Dataset records:
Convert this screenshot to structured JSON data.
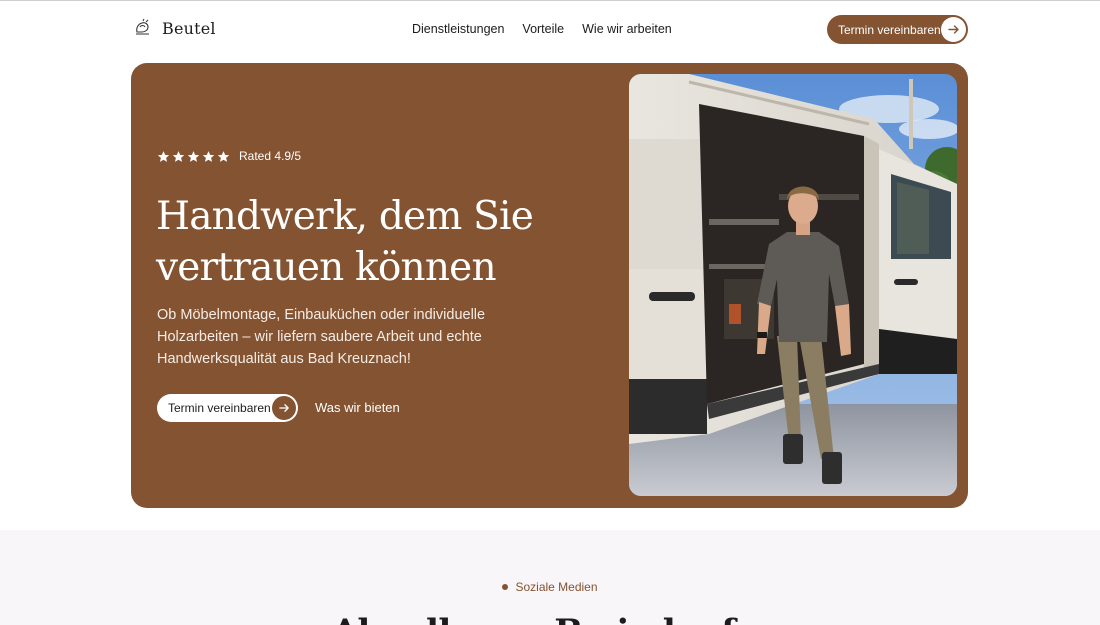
{
  "brand": {
    "name": "Beutel",
    "logo_icon": "hand-drawn-emblem-icon"
  },
  "nav": {
    "links": [
      "Dienstleistungen",
      "Vorteile",
      "Wie wir arbeiten"
    ],
    "cta_label": "Termin vereinbaren"
  },
  "hero": {
    "rating": {
      "stars": 5,
      "text": "Rated 4.9/5"
    },
    "headline_line1": "Handwerk, dem Sie",
    "headline_line2": "vertrauen können",
    "subline": "Ob Möbelmontage, Einbauküchen oder individuelle Holzarbeiten – wir liefern saubere Arbeit und echte Handwerksqualität aus Bad Kreuznach!",
    "cta_label": "Termin vereinbaren",
    "secondary_link": "Was wir bieten"
  },
  "section2": {
    "kicker": "Soziale Medien",
    "title": "Ab...dl...m...B...i...h...f..."
  },
  "colors": {
    "accent": "#845331",
    "background": "#ffffff",
    "section_background": "#f8f6f8",
    "text": "#1c1c1c"
  }
}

▸ DESCRIPTION OF THE TASK
Quote all the records verbatim, dropping any pictures from your copy.

▸ TASK ANSWER
Convert this screenshot to structured JSON data.
{
  "brand": {
    "name": "Beutel",
    "logo_icon": "hand-drawn-emblem-icon"
  },
  "nav": {
    "links": [
      "Dienstleistungen",
      "Vorteile",
      "Wie wir arbeiten"
    ],
    "cta_label": "Termin vereinbaren"
  },
  "hero": {
    "rating": {
      "stars": 5,
      "text": "Rated 4.9/5"
    },
    "headline_line1": "Handwerk, dem Sie",
    "headline_line2": "vertrauen können",
    "subline": "Ob Möbelmontage, Einbauküchen oder individuelle Holzarbeiten – wir liefern saubere Arbeit und echte Handwerksqualität aus Bad Kreuznach!",
    "cta_label": "Termin vereinbaren",
    "secondary_link": "Was wir bieten"
  },
  "section2": {
    "kicker": "Soziale Medien",
    "title": "Ab...dl...m...B...i...h...f..."
  },
  "colors": {
    "accent": "#845331",
    "background": "#ffffff",
    "section_background": "#f8f6f8",
    "text": "#1c1c1c"
  }
}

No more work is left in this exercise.